> _Short exercise_
Hunt for the word "color" across the entries below, copying each line that holds it.

Data tied to figure images
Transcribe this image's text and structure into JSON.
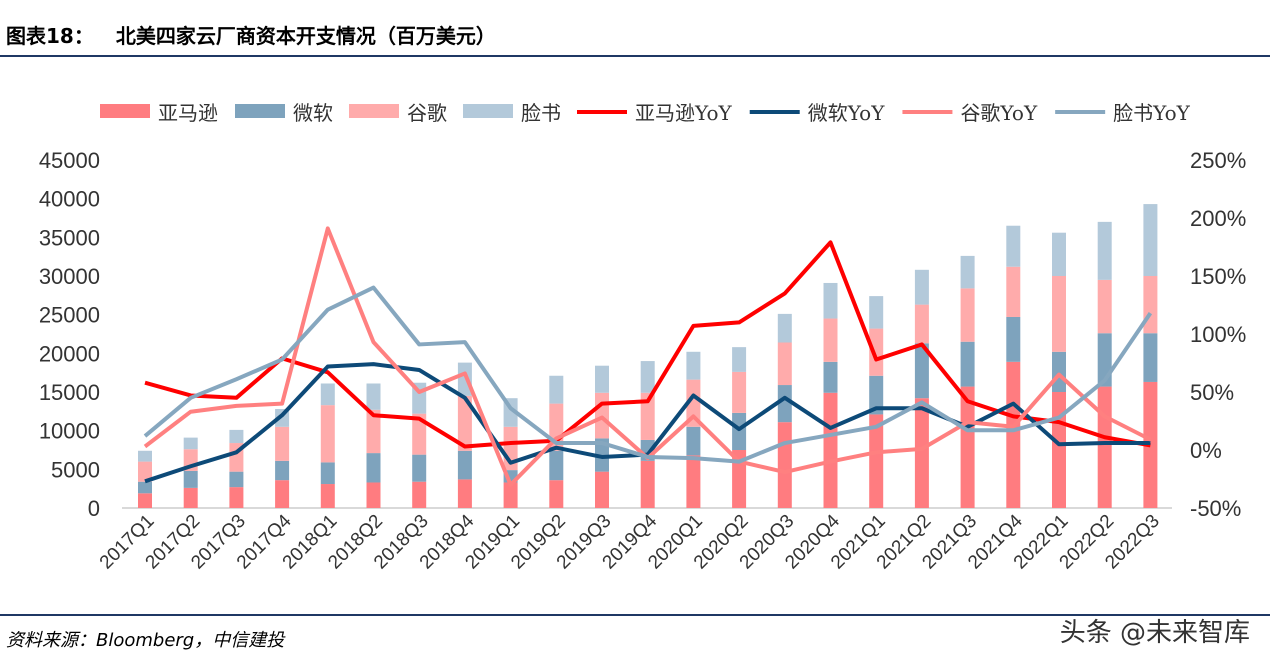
{
  "header": {
    "figure_label": "图表18：",
    "title": "北美四家云厂商资本开支情况（百万美元）"
  },
  "footer": {
    "source": "资料来源：Bloomberg，中信建投",
    "watermark": "头条 @未来智库"
  },
  "chart_data": {
    "type": "bar+line",
    "title": "北美四家云厂商资本开支情况（百万美元）",
    "categories": [
      "2017Q1",
      "2017Q2",
      "2017Q3",
      "2017Q4",
      "2018Q1",
      "2018Q2",
      "2018Q3",
      "2018Q4",
      "2019Q1",
      "2019Q2",
      "2019Q3",
      "2019Q4",
      "2020Q1",
      "2020Q2",
      "2020Q3",
      "2020Q4",
      "2021Q1",
      "2021Q2",
      "2021Q3",
      "2021Q4",
      "2022Q1",
      "2022Q2",
      "2022Q3"
    ],
    "y_left": {
      "min": 0,
      "max": 45000,
      "ticks": [
        "0",
        "5000",
        "10000",
        "15000",
        "20000",
        "25000",
        "30000",
        "35000",
        "40000",
        "45000"
      ]
    },
    "y_right": {
      "min": -50,
      "max": 250,
      "ticks": [
        "-50%",
        "0%",
        "50%",
        "100%",
        "150%",
        "200%",
        "250%"
      ]
    },
    "legend_position": "top",
    "bar_series": [
      {
        "name": "亚马逊",
        "color": "#ff7c80",
        "values": [
          1900,
          2600,
          2700,
          3600,
          3100,
          3300,
          3400,
          3700,
          3300,
          3600,
          4700,
          6100,
          6800,
          7500,
          11100,
          14900,
          12100,
          14200,
          15700,
          18900,
          15000,
          15700,
          16300
        ]
      },
      {
        "name": "微软",
        "color": "#7ea3bd",
        "values": [
          1500,
          2200,
          2000,
          2500,
          2800,
          3800,
          3500,
          3700,
          1600,
          3800,
          4300,
          2700,
          3700,
          4800,
          4800,
          4000,
          5000,
          7100,
          5800,
          5800,
          5200,
          6900,
          6300
        ]
      },
      {
        "name": "谷歌",
        "color": "#ffabab",
        "values": [
          2600,
          2800,
          3700,
          4400,
          7400,
          5600,
          5300,
          7100,
          5600,
          6100,
          5900,
          6100,
          6100,
          5300,
          5500,
          5600,
          6100,
          5000,
          6900,
          6500,
          9800,
          6900,
          7400
        ]
      },
      {
        "name": "脸书",
        "color": "#b3c9da",
        "values": [
          1400,
          1500,
          1700,
          2300,
          2800,
          3400,
          4000,
          4300,
          3700,
          3600,
          3500,
          4100,
          3600,
          3200,
          3700,
          4600,
          4200,
          4500,
          4200,
          5300,
          5600,
          7500,
          9300
        ]
      }
    ],
    "line_series": [
      {
        "name": "亚马逊YoY",
        "color": "#ff0000",
        "values": [
          58,
          47,
          45,
          79,
          67,
          30,
          27,
          3,
          6,
          8,
          40,
          42,
          107,
          110,
          135,
          179,
          78,
          91,
          42,
          29,
          24,
          11,
          4
        ]
      },
      {
        "name": "微软YoY",
        "color": "#0d4a78",
        "values": [
          -27,
          -14,
          -2,
          30,
          72,
          74,
          69,
          45,
          -11,
          2,
          -6,
          -4,
          47,
          18,
          45,
          19,
          36,
          36,
          20,
          40,
          5,
          6,
          6
        ]
      },
      {
        "name": "谷歌YoY",
        "color": "#ff8080",
        "values": [
          3,
          33,
          38,
          40,
          191,
          93,
          50,
          66,
          -30,
          10,
          28,
          -7,
          29,
          -10,
          -19,
          -10,
          -2,
          1,
          24,
          20,
          65,
          29,
          9
        ]
      },
      {
        "name": "脸书YoY",
        "color": "#86a7bf",
        "values": [
          12,
          45,
          61,
          78,
          121,
          140,
          91,
          93,
          36,
          6,
          6,
          -6,
          -7,
          -10,
          6,
          13,
          20,
          41,
          17,
          17,
          28,
          60,
          118
        ]
      }
    ]
  }
}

> _Problem solution_
        "color": "#ff7c80",
        "color": "#7ea3bd",
        "color": "#ffabab",
        "color": "#b3c9da",
        "color": "#ff0000",
        "color": "#0d4a78",
        "color": "#ff8080",
        "color": "#86a7bf",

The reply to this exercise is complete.